▶ **WHAT YOU NEED TO DO**
Each entry needs to be restated exactly as written.

Collection entries:
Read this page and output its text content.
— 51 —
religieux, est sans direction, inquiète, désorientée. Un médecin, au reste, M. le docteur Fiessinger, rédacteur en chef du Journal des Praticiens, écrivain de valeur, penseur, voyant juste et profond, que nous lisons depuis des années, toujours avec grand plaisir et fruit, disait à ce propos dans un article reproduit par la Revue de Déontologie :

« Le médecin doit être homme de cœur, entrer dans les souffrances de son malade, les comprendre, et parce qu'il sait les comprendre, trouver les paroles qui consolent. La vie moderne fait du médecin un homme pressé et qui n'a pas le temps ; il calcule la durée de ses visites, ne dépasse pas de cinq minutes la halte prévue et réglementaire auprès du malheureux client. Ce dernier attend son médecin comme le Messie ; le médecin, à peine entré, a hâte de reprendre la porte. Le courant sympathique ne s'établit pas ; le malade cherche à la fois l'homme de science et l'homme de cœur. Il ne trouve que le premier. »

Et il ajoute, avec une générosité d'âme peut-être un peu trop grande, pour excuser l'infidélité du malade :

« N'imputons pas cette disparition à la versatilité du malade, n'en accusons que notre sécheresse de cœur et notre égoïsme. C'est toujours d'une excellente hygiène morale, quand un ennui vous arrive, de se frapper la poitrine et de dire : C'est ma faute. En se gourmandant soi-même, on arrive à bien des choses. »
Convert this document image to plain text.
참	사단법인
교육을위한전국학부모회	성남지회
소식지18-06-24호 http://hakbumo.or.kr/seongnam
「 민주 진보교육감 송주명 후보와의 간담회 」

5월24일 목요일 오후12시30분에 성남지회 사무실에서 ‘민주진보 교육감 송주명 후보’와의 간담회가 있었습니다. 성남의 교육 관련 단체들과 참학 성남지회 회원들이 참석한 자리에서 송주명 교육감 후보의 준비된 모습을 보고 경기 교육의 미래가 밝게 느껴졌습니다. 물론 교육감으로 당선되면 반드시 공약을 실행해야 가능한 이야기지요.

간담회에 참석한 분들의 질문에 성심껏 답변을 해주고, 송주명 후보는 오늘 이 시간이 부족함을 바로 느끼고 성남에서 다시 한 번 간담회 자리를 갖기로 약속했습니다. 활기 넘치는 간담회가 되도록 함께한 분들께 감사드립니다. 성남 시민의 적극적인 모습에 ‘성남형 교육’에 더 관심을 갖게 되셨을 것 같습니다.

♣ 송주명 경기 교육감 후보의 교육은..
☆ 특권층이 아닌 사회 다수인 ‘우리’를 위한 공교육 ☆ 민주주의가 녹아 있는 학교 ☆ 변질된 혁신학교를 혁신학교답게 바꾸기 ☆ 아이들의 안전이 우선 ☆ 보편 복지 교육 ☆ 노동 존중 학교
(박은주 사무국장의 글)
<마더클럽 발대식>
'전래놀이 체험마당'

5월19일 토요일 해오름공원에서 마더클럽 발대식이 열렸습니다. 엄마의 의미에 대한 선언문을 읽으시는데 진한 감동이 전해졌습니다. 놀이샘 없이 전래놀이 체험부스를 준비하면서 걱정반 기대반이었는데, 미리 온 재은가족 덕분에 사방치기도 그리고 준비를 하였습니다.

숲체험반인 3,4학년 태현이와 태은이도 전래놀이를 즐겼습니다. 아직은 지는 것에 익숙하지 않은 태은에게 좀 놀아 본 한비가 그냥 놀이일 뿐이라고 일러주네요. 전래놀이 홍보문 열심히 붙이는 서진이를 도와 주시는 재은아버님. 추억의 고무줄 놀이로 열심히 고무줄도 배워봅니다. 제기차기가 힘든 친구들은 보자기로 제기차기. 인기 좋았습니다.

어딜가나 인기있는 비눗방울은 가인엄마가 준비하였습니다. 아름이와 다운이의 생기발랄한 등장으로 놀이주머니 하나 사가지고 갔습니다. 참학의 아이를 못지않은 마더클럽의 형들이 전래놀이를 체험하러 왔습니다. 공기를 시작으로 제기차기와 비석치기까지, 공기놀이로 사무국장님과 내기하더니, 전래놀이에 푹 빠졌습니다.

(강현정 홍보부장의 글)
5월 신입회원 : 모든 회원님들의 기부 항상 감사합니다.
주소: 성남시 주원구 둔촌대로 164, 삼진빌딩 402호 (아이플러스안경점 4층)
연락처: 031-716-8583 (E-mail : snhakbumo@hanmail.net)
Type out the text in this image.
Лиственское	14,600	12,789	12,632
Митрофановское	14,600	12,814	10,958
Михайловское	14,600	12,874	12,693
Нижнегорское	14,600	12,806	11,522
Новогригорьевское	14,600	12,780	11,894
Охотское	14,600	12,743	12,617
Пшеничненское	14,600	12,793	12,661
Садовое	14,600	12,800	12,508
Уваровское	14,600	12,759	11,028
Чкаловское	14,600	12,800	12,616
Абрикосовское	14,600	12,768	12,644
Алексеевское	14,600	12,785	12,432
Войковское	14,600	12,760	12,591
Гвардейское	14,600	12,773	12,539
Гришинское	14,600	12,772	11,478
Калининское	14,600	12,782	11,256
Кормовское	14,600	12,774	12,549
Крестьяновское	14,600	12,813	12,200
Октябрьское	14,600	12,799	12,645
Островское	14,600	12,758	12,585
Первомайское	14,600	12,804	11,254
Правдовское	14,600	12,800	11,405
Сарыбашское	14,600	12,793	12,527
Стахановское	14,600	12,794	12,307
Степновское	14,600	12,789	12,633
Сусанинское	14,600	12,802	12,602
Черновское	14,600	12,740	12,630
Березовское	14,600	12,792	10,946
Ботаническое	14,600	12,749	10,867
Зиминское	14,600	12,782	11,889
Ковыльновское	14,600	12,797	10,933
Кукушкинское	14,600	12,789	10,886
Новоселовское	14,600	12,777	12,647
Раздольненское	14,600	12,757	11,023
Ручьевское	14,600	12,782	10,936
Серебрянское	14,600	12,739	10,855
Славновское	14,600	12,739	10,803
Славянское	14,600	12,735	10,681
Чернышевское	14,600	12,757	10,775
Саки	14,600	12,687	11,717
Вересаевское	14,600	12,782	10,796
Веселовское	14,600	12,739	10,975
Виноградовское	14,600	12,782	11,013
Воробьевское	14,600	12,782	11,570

▶ **TASK ANSWER**
Read this page and output its text content.
— 51 —
religieux, est sans direction, inquiète, désorientée. Un médecin, au reste, M. le docteur Fiessinger, rédacteur en chef du Journal des Praticiens, écrivain de valeur, penseur, voyant juste et profond, que nous lisons depuis des années, toujours avec grand plaisir et fruit, disait à ce propos dans un article reproduit par la Revue de Déontologie :

« Le médecin doit être homme de cœur, entrer dans les souffrances de son malade, les comprendre, et parce qu'il sait les comprendre, trouver les paroles qui consolent. La vie moderne fait du médecin un homme pressé et qui n'a pas le temps ; il calcule la durée de ses visites, ne dépasse pas de cinq minutes la halte prévue et réglementaire auprès du malheureux client. Ce dernier attend son médecin comme le Messie ; le médecin, à peine entré, a hâte de reprendre la porte. Le courant sympathique ne s'établit pas ; le malade cherche à la fois l'homme de science et l'homme de cœur. Il ne trouve que le premier. »

Et il ajoute, avec une générosité d'âme peut-être un peu trop grande, pour excuser l'infidélité du malade :

« N'imputons pas cette disparition à la versatilité du malade, n'en accusons que notre sécheresse de cœur et notre égoïsme. C'est toujours d'une excellente hygiène morale, quand un ennui vous arrive, de se frapper la poitrine et de dire : C'est ma faute. En se gourmandant soi-même, on arrive à bien des choses. »
Convert this document image to plain text.
참	사단법인
교육을위한전국학부모회	성남지회
소식지18-06-24호 http://hakbumo.or.kr/seongnam
「 민주 진보교육감 송주명 후보와의 간담회 」

5월24일 목요일 오후12시30분에 성남지회 사무실에서 ‘민주진보 교육감 송주명 후보’와의 간담회가 있었습니다. 성남의 교육 관련 단체들과 참학 성남지회 회원들이 참석한 자리에서 송주명 교육감 후보의 준비된 모습을 보고 경기 교육의 미래가 밝게 느껴졌습니다. 물론 교육감으로 당선되면 반드시 공약을 실행해야 가능한 이야기지요.

간담회에 참석한 분들의 질문에 성심껏 답변을 해주고, 송주명 후보는 오늘 이 시간이 부족함을 바로 느끼고 성남에서 다시 한 번 간담회 자리를 갖기로 약속했습니다. 활기 넘치는 간담회가 되도록 함께한 분들께 감사드립니다. 성남 시민의 적극적인 모습에 ‘성남형 교육’에 더 관심을 갖게 되셨을 것 같습니다.

♣ 송주명 경기 교육감 후보의 교육은..
☆ 특권층이 아닌 사회 다수인 ‘우리’를 위한 공교육 ☆ 민주주의가 녹아 있는 학교 ☆ 변질된 혁신학교를 혁신학교답게 바꾸기 ☆ 아이들의 안전이 우선 ☆ 보편 복지 교육 ☆ 노동 존중 학교
(박은주 사무국장의 글)
<마더클럽 발대식>
'전래놀이 체험마당'

5월19일 토요일 해오름공원에서 마더클럽 발대식이 열렸습니다. 엄마의 의미에 대한 선언문을 읽으시는데 진한 감동이 전해졌습니다. 놀이샘 없이 전래놀이 체험부스를 준비하면서 걱정반 기대반이었는데, 미리 온 재은가족 덕분에 사방치기도 그리고 준비를 하였습니다.

숲체험반인 3,4학년 태현이와 태은이도 전래놀이를 즐겼습니다. 아직은 지는 것에 익숙하지 않은 태은에게 좀 놀아 본 한비가 그냥 놀이일 뿐이라고 일러주네요. 전래놀이 홍보문 열심히 붙이는 서진이를 도와 주시는 재은아버님. 추억의 고무줄 놀이로 열심히 고무줄도 배워봅니다. 제기차기가 힘든 친구들은 보자기로 제기차기. 인기 좋았습니다.

어딜가나 인기있는 비눗방울은 가인엄마가 준비하였습니다. 아름이와 다운이의 생기발랄한 등장으로 놀이주머니 하나 사가지고 갔습니다. 참학의 아이를 못지않은 마더클럽의 형들이 전래놀이를 체험하러 왔습니다. 공기를 시작으로 제기차기와 비석치기까지, 공기놀이로 사무국장님과 내기하더니, 전래놀이에 푹 빠졌습니다.

(강현정 홍보부장의 글)
5월 신입회원 : 모든 회원님들의 기부 항상 감사합니다.
주소: 성남시 주원구 둔촌대로 164, 삼진빌딩 402호 (아이플러스안경점 4층)
연락처: 031-716-8583 (E-mail : snhakbumo@hanmail.net)
Type out the text in this image.
Лиственское	14,600	12,789	12,632
Митрофановское	14,600	12,814	10,958
Михайловское	14,600	12,874	12,693
Нижнегорское	14,600	12,806	11,522
Новогригорьевское	14,600	12,780	11,894
Охотское	14,600	12,743	12,617
Пшеничненское	14,600	12,793	12,661
Садовое	14,600	12,800	12,508
Уваровское	14,600	12,759	11,028
Чкаловское	14,600	12,800	12,616
Абрикосовское	14,600	12,768	12,644
Алексеевское	14,600	12,785	12,432
Войковское	14,600	12,760	12,591
Гвардейское	14,600	12,773	12,539
Гришинское	14,600	12,772	11,478
Калининское	14,600	12,782	11,256
Кормовское	14,600	12,774	12,549
Крестьяновское	14,600	12,813	12,200
Октябрьское	14,600	12,799	12,645
Островское	14,600	12,758	12,585
Первомайское	14,600	12,804	11,254
Правдовское	14,600	12,800	11,405
Сарыбашское	14,600	12,793	12,527
Стахановское	14,600	12,794	12,307
Степновское	14,600	12,789	12,633
Сусанинское	14,600	12,802	12,602
Черновское	14,600	12,740	12,630
Березовское	14,600	12,792	10,946
Ботаническое	14,600	12,749	10,867
Зиминское	14,600	12,782	11,889
Ковыльновское	14,600	12,797	10,933
Кукушкинское	14,600	12,789	10,886
Новоселовское	14,600	12,777	12,647
Раздольненское	14,600	12,757	11,023
Ручьевское	14,600	12,782	10,936
Серебрянское	14,600	12,739	10,855
Славновское	14,600	12,739	10,803
Славянское	14,600	12,735	10,681
Чернышевское	14,600	12,757	10,775
Саки	14,600	12,687	11,717
Вересаевское	14,600	12,782	10,796
Веселовское	14,600	12,739	10,975
Виноградовское	14,600	12,782	11,013
Воробьевское	14,600	12,782	11,570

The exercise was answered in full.